REQUIREMENT
Gather every line below where "improved" appears.

SOURCE RECORDS
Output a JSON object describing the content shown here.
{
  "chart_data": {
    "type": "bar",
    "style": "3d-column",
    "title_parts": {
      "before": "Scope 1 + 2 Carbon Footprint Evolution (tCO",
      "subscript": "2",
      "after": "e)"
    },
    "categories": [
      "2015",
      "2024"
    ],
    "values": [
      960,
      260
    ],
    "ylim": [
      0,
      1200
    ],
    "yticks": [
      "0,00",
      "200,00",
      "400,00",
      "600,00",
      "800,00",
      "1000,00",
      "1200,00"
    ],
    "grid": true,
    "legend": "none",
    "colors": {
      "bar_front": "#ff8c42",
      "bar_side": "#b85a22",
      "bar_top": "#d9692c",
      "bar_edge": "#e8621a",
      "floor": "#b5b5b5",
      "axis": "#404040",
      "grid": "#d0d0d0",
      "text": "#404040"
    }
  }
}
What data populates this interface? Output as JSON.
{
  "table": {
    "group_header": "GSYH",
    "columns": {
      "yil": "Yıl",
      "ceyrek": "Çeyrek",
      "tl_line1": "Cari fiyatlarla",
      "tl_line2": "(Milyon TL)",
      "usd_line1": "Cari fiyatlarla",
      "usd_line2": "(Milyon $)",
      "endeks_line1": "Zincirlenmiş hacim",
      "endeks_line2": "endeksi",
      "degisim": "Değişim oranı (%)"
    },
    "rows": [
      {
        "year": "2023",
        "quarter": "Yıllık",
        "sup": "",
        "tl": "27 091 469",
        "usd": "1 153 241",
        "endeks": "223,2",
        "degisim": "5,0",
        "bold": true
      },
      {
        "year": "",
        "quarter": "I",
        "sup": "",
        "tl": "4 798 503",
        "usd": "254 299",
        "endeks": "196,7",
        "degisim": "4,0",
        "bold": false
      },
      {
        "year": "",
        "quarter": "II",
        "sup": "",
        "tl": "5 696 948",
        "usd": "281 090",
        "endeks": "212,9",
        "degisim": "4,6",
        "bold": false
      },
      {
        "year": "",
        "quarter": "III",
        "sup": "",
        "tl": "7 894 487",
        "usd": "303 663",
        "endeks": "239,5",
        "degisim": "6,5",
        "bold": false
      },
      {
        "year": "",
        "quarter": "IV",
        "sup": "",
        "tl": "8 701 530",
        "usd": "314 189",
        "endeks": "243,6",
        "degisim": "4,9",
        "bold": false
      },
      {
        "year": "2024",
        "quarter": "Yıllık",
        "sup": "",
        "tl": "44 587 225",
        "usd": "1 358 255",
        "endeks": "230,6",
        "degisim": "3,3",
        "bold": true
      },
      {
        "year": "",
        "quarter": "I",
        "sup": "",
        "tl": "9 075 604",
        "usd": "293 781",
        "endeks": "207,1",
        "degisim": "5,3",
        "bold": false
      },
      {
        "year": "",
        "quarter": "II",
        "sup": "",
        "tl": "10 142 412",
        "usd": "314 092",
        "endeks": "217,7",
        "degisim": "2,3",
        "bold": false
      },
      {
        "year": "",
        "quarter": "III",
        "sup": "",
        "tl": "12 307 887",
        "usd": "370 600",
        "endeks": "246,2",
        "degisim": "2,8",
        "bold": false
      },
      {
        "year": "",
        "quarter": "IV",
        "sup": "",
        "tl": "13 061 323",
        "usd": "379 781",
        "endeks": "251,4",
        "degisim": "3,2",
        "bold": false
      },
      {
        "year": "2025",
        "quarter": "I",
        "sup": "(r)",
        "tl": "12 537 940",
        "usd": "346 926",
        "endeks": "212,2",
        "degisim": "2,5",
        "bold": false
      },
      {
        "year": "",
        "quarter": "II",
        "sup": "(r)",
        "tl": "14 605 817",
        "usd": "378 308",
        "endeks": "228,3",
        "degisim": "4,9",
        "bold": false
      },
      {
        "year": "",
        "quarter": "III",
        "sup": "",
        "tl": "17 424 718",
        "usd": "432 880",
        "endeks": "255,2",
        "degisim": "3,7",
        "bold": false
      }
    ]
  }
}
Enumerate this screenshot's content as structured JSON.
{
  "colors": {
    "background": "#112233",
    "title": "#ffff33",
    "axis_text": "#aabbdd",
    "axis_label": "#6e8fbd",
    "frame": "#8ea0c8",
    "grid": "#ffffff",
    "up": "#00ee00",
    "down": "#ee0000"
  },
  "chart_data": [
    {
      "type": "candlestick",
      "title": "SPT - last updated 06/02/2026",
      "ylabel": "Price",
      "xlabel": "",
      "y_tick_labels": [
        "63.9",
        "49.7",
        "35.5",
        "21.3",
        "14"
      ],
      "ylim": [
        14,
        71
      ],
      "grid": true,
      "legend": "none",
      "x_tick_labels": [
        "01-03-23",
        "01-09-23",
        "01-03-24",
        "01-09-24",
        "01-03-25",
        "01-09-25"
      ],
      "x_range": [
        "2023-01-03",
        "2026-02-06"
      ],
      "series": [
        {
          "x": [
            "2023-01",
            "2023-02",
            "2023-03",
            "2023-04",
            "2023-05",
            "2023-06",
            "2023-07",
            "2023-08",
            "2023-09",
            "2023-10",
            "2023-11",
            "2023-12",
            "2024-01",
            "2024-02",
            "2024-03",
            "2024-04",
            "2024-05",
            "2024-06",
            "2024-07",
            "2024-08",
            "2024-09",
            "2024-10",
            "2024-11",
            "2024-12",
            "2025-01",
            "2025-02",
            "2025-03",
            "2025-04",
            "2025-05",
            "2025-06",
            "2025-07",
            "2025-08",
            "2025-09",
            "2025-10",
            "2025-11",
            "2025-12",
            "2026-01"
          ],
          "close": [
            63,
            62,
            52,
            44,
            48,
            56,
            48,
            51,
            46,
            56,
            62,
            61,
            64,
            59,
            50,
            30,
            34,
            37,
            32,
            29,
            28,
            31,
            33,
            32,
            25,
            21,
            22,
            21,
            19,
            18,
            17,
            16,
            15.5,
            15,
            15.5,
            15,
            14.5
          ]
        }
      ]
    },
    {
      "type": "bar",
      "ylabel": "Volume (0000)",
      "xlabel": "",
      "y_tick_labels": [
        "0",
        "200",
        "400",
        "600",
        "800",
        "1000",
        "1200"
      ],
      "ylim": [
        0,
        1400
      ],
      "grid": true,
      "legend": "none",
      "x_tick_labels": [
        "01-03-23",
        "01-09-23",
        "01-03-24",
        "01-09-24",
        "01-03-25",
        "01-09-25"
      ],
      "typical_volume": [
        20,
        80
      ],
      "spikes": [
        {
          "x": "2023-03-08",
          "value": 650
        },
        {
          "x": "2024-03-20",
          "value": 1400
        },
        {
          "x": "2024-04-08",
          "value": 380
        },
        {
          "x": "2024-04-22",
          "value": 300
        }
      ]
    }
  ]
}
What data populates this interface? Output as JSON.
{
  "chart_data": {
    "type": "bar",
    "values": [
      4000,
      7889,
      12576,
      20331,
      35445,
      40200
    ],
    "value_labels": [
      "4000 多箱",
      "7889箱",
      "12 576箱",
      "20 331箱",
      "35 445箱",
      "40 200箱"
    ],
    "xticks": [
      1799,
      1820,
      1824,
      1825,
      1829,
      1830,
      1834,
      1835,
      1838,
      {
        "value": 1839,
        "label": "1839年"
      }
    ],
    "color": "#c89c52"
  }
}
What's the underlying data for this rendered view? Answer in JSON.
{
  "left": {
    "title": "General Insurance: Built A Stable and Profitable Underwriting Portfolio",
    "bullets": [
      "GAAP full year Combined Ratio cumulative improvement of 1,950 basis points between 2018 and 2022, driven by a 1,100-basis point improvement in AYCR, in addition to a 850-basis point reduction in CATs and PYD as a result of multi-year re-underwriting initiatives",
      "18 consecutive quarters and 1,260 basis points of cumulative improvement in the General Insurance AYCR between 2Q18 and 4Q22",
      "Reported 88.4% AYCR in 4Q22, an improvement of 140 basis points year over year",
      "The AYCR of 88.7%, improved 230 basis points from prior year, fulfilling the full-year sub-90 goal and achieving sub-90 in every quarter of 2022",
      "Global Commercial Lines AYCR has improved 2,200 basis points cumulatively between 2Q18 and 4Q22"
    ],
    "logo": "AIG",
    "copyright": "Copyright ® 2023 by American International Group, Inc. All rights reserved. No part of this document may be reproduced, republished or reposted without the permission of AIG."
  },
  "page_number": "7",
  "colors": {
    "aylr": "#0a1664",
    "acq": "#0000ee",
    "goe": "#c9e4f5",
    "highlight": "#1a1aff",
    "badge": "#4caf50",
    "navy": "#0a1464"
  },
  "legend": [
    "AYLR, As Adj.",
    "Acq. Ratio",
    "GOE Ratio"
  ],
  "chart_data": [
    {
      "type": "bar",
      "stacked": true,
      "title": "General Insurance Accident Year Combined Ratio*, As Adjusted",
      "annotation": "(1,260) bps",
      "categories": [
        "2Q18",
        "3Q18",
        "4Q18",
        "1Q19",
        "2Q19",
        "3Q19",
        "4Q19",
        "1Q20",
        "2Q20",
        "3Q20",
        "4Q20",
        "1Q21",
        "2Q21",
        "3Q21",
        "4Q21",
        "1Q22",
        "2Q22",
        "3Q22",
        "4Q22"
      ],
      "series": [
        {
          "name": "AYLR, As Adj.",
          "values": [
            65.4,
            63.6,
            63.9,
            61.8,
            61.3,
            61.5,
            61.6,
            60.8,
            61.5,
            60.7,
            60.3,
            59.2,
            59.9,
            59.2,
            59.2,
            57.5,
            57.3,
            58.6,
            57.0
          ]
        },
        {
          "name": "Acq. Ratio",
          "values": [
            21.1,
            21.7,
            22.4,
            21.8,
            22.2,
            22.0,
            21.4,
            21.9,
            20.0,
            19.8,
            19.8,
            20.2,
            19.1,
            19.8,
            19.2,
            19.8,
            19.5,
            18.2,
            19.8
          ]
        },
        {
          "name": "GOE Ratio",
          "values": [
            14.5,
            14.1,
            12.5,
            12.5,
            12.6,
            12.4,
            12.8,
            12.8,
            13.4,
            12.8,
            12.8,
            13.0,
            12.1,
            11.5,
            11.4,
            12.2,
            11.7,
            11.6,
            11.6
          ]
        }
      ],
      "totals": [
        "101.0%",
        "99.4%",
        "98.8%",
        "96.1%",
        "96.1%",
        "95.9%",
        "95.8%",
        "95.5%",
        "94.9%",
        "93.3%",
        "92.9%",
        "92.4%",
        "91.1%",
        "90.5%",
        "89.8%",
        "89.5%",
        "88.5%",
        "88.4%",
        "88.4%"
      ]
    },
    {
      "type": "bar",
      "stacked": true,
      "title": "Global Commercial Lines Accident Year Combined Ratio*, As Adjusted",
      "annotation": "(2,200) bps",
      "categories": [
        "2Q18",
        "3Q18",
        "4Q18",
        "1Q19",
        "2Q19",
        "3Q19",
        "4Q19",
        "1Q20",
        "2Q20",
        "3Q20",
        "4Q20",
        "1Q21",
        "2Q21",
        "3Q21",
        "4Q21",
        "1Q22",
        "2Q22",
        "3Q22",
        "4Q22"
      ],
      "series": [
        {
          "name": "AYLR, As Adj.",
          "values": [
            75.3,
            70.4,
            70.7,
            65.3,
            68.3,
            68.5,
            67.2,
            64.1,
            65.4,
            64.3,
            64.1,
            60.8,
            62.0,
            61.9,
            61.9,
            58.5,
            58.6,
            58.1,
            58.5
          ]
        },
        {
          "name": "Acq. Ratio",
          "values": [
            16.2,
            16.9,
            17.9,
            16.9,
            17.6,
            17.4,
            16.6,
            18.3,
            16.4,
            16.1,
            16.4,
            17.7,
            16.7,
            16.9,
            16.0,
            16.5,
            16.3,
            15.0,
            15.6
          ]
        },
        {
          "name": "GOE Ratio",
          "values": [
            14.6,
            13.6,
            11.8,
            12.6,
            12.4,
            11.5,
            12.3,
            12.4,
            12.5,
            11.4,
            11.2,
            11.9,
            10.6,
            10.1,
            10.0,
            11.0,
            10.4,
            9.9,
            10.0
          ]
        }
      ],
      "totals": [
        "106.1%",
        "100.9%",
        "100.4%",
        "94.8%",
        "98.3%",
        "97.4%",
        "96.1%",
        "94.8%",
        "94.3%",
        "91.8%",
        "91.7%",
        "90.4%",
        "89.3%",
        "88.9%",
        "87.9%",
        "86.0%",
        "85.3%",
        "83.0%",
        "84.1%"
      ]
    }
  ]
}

RESULT
      "The AYCR of 88.7%, improved 230 basis points from prior year, fulfilling the full-year sub-90 goal and achieving sub-90 in every quarter of 2022",
      "Global Commercial Lines AYCR has improved 2,200 basis points cumulatively between 2Q18 and 4Q22"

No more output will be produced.